BRIEF: Scan each line of the records for the word "title" and extract the ones that have it.

RECORDS FOR THE TASK:
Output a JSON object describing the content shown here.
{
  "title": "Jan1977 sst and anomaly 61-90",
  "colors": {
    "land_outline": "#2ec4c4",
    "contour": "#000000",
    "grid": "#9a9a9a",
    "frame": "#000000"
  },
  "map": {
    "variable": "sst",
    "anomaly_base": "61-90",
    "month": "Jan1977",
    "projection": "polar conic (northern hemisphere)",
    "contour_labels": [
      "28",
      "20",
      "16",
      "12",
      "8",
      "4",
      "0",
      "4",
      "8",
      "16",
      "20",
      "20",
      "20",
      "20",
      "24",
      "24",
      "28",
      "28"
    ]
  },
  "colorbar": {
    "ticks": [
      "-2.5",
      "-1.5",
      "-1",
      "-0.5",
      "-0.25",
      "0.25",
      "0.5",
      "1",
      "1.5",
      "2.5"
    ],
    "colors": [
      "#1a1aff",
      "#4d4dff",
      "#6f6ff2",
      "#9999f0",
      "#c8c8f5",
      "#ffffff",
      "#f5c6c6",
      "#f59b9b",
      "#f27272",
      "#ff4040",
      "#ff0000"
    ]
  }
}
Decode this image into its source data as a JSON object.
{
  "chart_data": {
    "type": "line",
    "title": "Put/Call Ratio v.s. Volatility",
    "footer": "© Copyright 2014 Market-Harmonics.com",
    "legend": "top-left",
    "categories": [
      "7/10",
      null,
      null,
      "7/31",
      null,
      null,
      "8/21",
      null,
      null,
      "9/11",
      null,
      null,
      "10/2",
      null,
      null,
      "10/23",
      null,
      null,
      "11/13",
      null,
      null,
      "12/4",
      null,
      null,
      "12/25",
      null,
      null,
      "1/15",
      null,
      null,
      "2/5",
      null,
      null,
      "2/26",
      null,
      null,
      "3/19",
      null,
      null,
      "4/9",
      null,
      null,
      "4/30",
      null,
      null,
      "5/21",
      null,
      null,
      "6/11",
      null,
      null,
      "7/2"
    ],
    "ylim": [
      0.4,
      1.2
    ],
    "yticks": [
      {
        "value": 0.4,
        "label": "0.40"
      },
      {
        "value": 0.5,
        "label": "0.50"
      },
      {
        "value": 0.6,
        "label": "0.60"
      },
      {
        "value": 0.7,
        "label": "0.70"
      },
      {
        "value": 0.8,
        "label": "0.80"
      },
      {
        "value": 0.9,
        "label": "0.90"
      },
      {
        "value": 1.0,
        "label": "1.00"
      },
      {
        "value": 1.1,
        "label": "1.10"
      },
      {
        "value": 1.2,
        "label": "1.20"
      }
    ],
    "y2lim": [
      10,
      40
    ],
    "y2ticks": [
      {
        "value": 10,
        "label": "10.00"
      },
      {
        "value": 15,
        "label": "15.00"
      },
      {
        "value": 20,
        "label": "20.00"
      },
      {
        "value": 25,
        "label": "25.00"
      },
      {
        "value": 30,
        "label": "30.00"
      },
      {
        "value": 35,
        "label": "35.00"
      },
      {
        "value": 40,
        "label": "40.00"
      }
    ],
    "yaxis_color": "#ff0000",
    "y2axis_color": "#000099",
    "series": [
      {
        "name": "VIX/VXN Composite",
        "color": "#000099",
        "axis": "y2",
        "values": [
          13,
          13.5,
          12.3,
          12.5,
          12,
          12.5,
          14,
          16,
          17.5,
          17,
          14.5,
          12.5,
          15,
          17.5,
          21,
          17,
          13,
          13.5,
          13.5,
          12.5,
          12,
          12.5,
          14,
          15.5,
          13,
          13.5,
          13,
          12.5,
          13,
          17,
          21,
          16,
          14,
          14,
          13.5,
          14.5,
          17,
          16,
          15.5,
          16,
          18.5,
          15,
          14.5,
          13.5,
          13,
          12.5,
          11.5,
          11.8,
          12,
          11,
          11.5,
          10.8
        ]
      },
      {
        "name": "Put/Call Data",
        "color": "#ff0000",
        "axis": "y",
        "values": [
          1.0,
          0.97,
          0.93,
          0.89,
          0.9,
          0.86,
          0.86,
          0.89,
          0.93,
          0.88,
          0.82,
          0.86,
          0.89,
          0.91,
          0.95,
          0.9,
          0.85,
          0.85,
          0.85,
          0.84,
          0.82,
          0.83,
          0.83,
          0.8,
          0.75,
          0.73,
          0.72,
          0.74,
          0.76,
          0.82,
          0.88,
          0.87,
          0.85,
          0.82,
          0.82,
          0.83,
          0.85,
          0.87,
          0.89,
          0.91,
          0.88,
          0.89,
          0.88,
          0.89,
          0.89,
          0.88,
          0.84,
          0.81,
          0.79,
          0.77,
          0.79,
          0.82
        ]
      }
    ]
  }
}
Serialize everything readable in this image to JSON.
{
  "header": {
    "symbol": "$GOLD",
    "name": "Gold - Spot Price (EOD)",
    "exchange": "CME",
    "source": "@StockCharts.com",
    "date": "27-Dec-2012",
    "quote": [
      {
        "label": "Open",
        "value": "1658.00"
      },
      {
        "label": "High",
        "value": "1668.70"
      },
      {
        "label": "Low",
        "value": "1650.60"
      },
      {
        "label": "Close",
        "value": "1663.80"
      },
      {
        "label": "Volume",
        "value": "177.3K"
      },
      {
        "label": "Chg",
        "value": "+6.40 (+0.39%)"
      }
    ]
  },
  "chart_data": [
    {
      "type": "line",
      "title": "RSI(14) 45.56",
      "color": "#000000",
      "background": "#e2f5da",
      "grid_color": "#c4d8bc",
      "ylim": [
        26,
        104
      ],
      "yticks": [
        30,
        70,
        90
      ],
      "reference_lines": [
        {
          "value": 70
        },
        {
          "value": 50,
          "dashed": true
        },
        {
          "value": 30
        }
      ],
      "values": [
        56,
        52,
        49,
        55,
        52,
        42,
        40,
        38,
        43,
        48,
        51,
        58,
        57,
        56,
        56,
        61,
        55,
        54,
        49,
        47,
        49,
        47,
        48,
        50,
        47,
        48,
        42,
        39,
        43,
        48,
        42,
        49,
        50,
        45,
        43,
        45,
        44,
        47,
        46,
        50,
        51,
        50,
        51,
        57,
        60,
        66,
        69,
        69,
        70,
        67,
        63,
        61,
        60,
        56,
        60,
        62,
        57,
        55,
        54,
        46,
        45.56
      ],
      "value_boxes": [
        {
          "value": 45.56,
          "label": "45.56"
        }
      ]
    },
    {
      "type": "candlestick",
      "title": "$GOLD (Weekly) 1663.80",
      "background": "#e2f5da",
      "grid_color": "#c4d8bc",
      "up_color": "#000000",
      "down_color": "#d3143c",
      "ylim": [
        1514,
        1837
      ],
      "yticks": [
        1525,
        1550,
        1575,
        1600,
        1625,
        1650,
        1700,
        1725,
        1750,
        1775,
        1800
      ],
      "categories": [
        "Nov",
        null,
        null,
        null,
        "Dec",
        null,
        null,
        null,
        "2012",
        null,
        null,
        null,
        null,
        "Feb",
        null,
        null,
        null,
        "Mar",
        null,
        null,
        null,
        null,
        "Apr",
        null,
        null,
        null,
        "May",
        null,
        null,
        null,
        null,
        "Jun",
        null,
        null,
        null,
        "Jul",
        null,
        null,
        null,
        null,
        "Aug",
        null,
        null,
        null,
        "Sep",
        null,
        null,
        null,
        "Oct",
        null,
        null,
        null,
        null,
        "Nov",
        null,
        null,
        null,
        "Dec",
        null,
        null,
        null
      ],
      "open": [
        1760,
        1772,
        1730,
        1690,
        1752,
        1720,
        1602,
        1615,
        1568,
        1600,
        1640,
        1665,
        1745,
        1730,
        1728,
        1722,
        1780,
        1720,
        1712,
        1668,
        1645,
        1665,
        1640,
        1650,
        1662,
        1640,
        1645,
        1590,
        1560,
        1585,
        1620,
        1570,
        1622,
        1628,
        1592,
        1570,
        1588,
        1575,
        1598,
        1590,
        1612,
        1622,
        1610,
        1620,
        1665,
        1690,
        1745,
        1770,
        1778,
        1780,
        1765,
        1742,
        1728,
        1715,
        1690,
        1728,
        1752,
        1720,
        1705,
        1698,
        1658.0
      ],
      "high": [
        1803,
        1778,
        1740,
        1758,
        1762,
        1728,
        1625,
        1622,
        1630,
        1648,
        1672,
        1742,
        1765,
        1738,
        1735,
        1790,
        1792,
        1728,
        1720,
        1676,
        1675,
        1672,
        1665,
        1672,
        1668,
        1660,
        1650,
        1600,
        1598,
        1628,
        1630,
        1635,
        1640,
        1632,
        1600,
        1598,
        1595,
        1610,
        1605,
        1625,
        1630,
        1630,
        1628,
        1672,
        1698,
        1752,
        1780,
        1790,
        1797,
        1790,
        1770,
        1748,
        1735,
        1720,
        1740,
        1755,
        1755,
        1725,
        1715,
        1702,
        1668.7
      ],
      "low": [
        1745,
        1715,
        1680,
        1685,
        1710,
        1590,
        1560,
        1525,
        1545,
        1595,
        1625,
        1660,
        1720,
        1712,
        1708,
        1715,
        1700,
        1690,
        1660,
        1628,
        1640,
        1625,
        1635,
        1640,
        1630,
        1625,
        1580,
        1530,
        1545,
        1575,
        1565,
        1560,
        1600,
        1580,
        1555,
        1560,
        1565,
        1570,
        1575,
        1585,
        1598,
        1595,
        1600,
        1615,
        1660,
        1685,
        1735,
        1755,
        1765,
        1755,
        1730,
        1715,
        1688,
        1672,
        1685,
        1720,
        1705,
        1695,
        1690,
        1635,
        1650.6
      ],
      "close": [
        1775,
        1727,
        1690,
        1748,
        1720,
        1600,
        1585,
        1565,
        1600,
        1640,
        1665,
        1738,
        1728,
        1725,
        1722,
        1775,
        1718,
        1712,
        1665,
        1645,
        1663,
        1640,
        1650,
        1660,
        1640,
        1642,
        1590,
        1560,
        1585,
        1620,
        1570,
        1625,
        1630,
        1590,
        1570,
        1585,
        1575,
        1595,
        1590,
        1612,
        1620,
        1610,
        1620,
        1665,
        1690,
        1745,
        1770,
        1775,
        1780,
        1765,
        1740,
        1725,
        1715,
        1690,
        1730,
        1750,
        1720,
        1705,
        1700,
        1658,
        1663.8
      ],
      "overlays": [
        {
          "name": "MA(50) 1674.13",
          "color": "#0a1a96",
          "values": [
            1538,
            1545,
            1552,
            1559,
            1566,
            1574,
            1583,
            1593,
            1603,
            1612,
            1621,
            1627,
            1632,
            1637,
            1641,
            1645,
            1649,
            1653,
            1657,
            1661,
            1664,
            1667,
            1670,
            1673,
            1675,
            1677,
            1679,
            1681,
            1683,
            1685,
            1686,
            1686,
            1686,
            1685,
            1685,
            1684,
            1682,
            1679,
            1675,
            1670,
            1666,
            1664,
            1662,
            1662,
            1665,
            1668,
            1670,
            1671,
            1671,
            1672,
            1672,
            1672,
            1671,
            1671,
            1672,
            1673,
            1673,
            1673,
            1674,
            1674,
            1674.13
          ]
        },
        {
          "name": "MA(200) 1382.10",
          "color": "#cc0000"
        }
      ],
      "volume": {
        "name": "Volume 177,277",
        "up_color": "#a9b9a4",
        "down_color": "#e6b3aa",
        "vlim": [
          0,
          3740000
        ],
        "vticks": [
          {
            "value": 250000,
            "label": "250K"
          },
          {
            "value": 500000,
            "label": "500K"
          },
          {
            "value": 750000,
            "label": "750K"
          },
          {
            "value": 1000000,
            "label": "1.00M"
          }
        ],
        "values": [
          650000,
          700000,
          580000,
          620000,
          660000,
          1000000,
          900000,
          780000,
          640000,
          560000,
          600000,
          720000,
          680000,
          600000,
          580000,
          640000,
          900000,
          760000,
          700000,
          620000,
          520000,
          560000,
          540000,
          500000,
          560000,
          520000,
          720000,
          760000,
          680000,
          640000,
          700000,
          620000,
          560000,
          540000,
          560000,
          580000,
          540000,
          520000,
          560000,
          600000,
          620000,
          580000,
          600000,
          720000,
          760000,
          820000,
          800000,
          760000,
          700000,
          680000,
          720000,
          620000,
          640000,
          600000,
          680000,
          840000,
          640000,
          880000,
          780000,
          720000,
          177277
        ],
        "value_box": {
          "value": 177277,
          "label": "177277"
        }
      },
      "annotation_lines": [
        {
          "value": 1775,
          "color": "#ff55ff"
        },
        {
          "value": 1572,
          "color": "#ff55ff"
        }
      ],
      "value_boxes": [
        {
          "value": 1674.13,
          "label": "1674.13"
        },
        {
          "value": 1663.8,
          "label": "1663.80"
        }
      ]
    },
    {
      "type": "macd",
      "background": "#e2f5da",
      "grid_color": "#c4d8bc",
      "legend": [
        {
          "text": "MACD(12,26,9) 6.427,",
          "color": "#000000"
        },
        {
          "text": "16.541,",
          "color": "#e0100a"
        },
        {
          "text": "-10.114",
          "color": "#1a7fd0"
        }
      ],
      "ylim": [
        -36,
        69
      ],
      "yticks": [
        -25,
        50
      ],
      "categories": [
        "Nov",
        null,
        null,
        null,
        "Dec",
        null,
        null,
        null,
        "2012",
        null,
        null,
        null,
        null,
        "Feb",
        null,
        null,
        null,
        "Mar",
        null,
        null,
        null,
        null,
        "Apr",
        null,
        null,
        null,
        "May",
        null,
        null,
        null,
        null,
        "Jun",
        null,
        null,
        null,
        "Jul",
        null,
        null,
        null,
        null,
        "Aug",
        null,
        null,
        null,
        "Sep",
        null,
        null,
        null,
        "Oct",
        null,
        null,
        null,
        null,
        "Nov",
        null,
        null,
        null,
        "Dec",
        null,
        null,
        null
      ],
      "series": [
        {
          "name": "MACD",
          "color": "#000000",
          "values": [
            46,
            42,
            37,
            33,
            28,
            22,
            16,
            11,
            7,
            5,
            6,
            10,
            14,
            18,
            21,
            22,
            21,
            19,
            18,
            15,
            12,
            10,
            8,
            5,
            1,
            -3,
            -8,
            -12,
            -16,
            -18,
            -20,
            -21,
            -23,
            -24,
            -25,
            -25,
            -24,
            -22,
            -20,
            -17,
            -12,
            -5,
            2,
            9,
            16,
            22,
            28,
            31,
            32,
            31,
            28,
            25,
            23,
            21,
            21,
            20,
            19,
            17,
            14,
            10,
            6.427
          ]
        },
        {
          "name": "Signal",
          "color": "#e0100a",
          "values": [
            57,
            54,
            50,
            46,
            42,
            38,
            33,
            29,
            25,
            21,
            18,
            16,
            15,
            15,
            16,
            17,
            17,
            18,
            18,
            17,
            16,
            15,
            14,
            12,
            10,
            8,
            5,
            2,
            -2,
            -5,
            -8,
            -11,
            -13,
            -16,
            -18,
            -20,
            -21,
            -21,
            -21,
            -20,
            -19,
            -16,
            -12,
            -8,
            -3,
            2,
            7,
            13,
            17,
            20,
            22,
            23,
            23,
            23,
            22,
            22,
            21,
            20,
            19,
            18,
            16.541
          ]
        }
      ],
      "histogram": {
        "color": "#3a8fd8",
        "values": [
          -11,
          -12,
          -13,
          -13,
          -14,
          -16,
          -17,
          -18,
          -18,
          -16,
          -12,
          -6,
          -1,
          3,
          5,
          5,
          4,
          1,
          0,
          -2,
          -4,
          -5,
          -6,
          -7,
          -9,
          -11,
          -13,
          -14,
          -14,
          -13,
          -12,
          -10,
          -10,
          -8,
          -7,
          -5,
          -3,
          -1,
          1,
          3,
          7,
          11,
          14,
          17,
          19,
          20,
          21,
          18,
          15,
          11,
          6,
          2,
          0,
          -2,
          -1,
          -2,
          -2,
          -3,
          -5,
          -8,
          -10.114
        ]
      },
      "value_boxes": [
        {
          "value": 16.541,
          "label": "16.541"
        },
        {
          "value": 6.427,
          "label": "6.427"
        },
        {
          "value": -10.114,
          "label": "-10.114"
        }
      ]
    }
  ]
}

TASK RESPONSE:
  "title": "Jan1977 sst and anomaly 61-90",
    "title": "Put/Call Ratio v.s. Volatility",
      "title": "RSI(14) 45.56",
      "title": "$GOLD (Weekly) 1663.80",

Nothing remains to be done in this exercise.